§ **Your instructions**
Filter the records below down to lines containing "December".

§ **Data provided**
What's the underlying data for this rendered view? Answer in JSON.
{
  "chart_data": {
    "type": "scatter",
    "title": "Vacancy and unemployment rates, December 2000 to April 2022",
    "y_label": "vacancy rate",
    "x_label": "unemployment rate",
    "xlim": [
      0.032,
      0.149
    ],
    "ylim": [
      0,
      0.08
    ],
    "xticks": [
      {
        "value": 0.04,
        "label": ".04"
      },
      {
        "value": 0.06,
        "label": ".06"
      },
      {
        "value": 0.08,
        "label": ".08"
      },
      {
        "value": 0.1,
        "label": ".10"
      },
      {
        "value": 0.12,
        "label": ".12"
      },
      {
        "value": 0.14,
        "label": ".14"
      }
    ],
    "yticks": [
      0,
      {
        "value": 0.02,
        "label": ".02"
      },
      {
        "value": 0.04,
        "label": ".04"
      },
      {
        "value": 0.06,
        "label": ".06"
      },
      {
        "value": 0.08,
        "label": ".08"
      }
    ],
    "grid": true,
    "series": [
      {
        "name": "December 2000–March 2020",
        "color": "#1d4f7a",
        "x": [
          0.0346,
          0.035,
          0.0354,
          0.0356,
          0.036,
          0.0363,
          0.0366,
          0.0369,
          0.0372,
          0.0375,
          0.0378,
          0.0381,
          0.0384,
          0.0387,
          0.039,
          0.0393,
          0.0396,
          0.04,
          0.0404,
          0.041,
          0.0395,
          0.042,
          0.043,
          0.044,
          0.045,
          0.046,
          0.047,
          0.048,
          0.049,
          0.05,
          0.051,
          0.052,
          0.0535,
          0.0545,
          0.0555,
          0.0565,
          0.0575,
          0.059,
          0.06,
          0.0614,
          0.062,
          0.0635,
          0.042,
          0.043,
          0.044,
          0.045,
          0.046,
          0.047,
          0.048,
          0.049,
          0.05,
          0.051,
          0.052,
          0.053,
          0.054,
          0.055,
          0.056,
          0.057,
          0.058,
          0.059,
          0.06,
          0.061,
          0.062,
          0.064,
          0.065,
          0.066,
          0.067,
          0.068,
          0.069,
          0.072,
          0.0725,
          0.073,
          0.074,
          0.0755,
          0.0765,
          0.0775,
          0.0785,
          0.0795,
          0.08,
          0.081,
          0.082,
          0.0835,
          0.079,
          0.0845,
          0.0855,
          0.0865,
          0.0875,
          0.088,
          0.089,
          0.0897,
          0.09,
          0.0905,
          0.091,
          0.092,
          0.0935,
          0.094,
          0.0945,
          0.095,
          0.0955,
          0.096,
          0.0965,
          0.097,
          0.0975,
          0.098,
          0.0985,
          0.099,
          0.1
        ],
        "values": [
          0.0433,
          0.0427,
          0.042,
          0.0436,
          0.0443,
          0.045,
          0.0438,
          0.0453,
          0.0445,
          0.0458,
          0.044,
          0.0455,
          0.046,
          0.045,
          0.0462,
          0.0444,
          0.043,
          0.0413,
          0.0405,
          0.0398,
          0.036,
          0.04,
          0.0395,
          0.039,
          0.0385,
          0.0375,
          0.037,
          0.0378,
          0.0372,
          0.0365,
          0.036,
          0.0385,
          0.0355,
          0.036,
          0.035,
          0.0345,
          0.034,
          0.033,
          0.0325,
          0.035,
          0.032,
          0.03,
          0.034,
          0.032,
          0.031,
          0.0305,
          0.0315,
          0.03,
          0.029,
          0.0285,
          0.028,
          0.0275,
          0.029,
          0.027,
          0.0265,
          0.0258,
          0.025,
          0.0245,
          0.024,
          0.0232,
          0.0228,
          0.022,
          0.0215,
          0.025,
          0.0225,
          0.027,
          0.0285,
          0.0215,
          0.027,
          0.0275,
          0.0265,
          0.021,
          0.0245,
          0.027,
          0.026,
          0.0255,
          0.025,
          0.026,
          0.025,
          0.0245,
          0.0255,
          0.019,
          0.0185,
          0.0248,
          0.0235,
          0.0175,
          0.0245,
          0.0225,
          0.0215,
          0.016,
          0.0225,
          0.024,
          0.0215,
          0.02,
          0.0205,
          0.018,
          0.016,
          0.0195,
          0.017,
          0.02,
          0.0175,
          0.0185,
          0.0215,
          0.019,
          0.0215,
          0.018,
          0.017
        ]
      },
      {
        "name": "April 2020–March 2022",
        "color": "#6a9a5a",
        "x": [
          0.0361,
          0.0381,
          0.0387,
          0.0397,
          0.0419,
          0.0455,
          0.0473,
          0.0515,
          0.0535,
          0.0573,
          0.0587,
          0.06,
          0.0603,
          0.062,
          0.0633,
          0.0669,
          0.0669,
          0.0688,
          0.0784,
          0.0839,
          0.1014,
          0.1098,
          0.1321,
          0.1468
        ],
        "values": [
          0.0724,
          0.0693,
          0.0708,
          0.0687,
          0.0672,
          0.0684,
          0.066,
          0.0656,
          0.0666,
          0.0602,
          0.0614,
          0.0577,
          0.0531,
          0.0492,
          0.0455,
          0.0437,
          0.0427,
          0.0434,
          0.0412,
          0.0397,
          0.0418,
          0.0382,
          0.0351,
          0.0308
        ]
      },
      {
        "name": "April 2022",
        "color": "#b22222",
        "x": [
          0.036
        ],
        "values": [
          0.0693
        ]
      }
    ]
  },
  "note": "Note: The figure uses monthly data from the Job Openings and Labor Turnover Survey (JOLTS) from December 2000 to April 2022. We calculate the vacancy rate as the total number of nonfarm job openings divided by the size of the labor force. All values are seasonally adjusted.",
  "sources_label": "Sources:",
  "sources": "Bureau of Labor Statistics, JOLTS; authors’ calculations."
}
...
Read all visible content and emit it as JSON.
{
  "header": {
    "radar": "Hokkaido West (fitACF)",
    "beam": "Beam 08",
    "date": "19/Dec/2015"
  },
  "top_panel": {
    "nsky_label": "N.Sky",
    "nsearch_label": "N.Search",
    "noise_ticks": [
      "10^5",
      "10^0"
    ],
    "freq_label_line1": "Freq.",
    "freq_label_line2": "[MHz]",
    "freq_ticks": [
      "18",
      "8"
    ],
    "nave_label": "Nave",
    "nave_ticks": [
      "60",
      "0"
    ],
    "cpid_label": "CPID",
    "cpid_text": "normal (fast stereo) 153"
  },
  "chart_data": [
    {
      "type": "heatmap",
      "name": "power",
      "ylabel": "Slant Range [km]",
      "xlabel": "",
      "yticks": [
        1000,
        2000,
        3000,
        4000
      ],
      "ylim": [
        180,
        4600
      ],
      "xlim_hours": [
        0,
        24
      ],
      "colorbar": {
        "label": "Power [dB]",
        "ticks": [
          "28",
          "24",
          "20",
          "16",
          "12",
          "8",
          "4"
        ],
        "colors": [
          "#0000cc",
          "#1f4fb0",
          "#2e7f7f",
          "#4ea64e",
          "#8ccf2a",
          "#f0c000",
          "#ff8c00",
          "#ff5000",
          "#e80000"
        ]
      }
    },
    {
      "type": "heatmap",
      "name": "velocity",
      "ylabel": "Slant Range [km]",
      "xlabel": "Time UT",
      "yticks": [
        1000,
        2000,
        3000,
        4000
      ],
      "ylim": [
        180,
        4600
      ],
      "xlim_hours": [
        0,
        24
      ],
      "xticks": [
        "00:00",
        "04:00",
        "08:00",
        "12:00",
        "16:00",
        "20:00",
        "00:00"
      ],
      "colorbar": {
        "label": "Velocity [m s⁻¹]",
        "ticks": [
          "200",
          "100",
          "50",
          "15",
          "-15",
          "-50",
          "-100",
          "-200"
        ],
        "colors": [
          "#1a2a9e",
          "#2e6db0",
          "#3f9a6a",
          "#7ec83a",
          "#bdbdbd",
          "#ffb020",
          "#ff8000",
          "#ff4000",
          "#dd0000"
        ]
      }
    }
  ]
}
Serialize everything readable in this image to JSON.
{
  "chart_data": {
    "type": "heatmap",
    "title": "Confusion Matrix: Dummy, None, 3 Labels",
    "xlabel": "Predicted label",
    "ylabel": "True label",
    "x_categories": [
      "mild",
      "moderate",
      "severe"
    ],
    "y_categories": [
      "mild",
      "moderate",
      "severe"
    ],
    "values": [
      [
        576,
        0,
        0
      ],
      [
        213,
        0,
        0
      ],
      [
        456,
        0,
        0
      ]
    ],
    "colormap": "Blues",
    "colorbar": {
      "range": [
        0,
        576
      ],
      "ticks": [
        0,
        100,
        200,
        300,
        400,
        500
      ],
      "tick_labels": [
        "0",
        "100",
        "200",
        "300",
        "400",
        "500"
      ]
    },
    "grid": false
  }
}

§ **The response**
    "title": "Vacancy and unemployment rates, December 2000 to April 2022",
        "name": "December 2000–March 2020",
  "note": "Note: The figure uses monthly data from the Job Openings and Labor Turnover Survey (JOLTS) from December 2000 to April 2022. We calculate the vacancy rate as the total number of nonfarm job openings divided by the size of the labor force. All values are seasonally adjusted.",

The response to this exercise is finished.